Extracted data entries ->
════════════════════

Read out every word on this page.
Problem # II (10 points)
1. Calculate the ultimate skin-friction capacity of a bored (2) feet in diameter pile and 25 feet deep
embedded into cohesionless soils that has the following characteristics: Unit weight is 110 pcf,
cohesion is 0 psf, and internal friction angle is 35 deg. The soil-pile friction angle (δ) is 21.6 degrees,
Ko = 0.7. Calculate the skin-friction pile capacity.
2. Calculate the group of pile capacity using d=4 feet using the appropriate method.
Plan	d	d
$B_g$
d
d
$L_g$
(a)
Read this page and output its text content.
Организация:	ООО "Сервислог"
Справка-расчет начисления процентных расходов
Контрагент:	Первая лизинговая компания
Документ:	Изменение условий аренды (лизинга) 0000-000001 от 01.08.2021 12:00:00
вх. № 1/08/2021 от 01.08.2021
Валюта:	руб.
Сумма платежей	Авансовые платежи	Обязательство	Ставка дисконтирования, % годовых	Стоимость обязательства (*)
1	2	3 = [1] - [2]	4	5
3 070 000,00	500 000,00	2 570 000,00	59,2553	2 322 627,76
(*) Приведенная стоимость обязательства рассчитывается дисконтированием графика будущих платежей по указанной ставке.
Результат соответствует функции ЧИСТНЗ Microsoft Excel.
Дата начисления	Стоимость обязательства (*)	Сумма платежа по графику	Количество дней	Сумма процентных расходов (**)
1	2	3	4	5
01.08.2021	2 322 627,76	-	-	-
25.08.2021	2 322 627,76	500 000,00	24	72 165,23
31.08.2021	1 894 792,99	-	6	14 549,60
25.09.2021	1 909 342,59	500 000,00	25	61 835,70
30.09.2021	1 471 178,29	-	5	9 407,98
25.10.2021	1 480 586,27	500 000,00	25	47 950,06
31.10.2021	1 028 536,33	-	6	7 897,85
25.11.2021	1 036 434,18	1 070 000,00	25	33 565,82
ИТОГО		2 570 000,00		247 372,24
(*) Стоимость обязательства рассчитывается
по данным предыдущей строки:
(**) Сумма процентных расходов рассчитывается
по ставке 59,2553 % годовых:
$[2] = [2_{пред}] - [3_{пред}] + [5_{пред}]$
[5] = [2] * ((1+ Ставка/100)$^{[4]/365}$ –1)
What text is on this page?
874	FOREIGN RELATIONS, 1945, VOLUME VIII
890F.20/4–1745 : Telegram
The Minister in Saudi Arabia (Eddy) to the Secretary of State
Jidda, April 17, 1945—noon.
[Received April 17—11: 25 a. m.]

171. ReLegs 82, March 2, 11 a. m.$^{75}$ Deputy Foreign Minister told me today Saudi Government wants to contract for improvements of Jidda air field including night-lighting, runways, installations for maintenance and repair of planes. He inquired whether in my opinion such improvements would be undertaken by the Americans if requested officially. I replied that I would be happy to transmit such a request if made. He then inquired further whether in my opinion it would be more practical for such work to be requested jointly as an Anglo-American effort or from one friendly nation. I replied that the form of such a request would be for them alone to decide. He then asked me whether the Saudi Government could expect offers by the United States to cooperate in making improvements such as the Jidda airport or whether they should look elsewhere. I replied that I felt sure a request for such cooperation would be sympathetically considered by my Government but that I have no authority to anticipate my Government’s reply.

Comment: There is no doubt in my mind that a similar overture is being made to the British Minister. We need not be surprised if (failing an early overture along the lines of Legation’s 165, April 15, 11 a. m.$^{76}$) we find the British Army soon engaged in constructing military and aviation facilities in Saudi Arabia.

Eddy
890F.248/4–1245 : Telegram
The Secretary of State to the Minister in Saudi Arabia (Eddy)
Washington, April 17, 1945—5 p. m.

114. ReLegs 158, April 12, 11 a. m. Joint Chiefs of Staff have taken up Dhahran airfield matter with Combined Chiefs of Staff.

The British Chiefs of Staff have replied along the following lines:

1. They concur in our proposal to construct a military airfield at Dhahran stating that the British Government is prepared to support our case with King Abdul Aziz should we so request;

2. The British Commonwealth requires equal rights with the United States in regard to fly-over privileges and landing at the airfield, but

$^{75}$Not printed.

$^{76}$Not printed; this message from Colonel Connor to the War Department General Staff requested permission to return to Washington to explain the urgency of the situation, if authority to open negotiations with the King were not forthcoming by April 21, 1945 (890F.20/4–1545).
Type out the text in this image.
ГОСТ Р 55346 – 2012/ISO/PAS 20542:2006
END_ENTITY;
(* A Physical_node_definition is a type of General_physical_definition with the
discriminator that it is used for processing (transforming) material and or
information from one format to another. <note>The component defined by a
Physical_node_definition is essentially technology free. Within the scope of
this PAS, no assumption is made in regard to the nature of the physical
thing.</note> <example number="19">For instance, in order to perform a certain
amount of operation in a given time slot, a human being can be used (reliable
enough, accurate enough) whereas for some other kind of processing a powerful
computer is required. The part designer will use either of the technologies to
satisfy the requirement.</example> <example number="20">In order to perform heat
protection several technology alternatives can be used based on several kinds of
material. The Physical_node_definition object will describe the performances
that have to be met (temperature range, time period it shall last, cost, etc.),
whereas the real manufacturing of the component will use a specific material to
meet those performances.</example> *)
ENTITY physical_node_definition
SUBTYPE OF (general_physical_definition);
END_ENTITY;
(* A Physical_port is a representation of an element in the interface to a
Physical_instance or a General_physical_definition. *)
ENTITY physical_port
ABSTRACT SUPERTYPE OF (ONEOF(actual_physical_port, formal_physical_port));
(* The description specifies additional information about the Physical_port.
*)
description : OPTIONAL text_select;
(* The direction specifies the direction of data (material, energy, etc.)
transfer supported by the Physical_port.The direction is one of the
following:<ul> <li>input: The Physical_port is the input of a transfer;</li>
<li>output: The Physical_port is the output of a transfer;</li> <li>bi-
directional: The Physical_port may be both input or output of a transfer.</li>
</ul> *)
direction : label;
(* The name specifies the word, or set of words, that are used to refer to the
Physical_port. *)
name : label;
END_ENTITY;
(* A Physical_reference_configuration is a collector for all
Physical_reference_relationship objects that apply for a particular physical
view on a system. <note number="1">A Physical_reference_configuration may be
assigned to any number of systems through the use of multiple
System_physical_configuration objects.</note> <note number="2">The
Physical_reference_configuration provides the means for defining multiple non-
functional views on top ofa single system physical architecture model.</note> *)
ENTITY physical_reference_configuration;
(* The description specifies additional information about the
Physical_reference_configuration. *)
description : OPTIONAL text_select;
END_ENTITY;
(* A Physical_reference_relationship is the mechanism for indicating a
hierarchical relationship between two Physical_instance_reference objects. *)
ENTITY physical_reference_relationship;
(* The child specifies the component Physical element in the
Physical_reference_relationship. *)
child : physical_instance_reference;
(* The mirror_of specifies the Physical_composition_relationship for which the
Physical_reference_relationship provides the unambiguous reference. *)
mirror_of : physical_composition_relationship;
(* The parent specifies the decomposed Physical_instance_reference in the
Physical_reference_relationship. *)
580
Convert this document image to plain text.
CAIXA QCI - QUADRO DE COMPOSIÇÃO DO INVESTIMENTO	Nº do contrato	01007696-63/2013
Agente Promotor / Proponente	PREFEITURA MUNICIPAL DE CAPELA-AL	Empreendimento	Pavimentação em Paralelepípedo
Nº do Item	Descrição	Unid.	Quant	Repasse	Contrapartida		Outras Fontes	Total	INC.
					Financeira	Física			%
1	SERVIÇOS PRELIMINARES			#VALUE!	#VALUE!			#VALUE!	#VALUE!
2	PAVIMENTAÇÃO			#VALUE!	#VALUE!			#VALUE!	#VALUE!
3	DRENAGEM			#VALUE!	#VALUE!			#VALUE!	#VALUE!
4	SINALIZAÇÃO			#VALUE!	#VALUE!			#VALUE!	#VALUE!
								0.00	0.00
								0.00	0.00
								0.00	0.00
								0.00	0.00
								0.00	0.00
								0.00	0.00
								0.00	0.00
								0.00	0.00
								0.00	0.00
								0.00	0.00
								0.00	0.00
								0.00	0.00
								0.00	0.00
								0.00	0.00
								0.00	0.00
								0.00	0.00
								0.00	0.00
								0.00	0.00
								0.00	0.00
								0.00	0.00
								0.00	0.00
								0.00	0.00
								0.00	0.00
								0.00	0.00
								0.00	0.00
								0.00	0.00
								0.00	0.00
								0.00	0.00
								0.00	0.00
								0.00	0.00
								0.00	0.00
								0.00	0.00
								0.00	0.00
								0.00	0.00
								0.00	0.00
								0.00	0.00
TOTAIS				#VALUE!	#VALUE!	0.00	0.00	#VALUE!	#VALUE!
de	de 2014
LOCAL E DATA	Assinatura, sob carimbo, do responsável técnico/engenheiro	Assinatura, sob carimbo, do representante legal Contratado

════════════════════

WORK TO COMPLETE -> In the entries above, find each line with the string "order" and copy it.

THE RESULT ->
thing.</note> <example number="19">For instance, in order to perform a certain
satisfy the requirement.</example> <example number="20">In order to perform heat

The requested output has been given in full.